===== Raw data

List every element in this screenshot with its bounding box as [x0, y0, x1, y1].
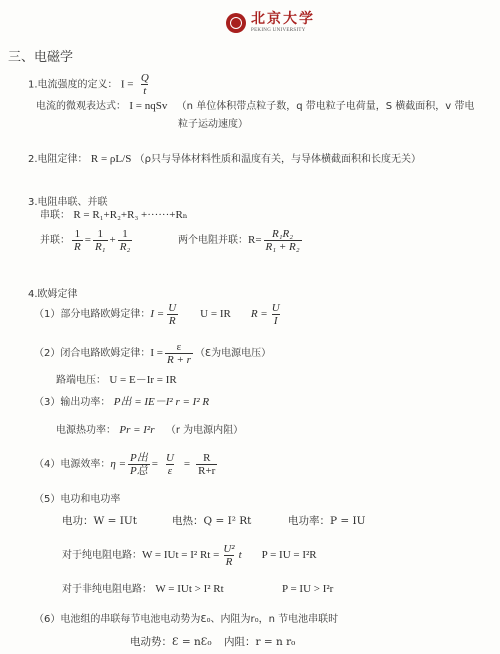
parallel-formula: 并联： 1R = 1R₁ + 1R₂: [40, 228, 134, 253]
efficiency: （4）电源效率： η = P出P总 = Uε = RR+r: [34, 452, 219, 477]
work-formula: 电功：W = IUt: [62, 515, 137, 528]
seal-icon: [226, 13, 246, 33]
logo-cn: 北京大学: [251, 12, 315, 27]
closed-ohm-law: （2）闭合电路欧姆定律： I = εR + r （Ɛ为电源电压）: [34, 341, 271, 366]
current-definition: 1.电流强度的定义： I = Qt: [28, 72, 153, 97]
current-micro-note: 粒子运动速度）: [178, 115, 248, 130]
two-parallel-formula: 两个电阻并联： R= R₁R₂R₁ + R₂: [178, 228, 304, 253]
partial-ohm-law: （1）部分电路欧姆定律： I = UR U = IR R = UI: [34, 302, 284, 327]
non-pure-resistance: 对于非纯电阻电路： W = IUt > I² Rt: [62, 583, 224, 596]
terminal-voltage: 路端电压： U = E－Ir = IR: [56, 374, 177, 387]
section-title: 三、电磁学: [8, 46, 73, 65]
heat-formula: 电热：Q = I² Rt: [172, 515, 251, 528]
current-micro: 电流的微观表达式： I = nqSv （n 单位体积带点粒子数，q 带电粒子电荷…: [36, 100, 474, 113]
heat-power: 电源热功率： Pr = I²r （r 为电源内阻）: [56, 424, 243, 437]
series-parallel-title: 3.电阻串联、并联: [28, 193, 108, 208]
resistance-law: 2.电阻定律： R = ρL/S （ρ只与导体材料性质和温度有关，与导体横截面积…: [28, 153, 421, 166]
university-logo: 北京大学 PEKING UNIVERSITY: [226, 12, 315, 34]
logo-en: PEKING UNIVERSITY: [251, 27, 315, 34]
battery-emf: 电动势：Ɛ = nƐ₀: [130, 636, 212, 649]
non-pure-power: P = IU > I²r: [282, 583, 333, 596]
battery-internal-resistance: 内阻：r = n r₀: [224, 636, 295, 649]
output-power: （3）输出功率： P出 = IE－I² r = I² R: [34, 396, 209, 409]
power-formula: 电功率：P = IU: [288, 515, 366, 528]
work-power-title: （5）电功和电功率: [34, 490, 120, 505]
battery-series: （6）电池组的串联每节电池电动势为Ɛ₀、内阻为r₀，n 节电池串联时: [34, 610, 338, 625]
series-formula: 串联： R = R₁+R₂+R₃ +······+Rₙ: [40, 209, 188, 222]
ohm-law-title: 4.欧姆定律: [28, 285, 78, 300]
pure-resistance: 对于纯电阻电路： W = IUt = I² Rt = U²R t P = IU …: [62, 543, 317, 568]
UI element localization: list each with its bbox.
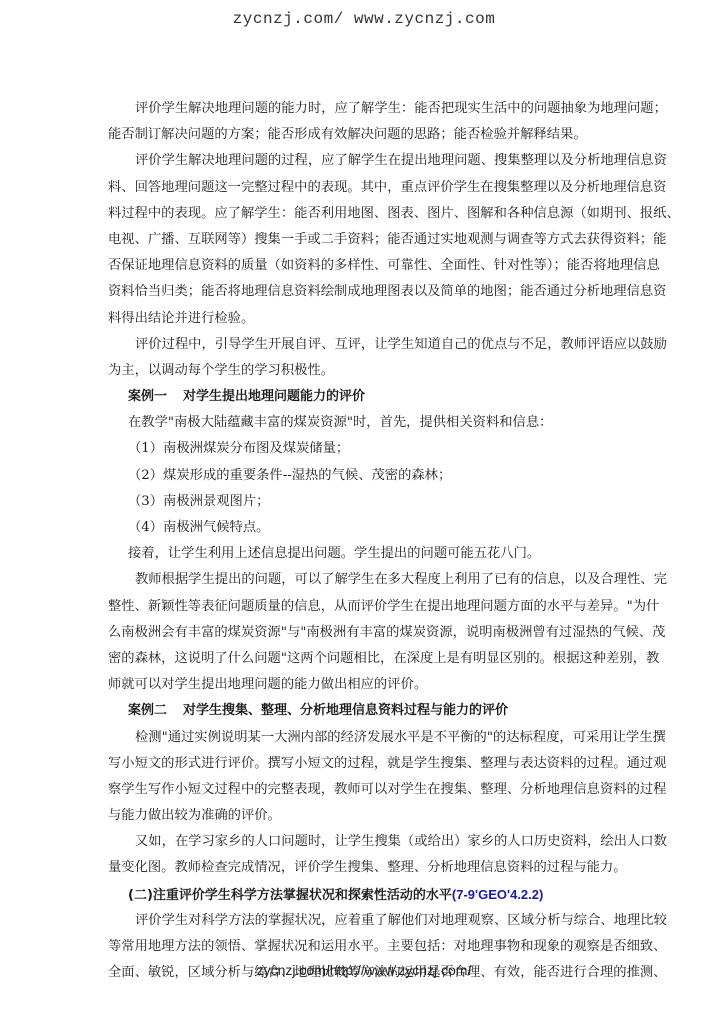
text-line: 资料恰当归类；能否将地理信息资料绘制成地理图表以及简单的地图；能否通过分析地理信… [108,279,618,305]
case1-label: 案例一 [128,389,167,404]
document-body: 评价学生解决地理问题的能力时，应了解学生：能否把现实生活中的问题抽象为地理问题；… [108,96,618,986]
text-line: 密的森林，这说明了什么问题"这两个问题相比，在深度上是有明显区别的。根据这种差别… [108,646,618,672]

==========

*Aim of the exercise:* Gather every line of the entries above that contains the word "element" and copy each one in full.

*Output of the exercise:*
List every element in this screenshot with its bounding box as [x0, y0, x1, y1].
UI element localization: list each with its bbox.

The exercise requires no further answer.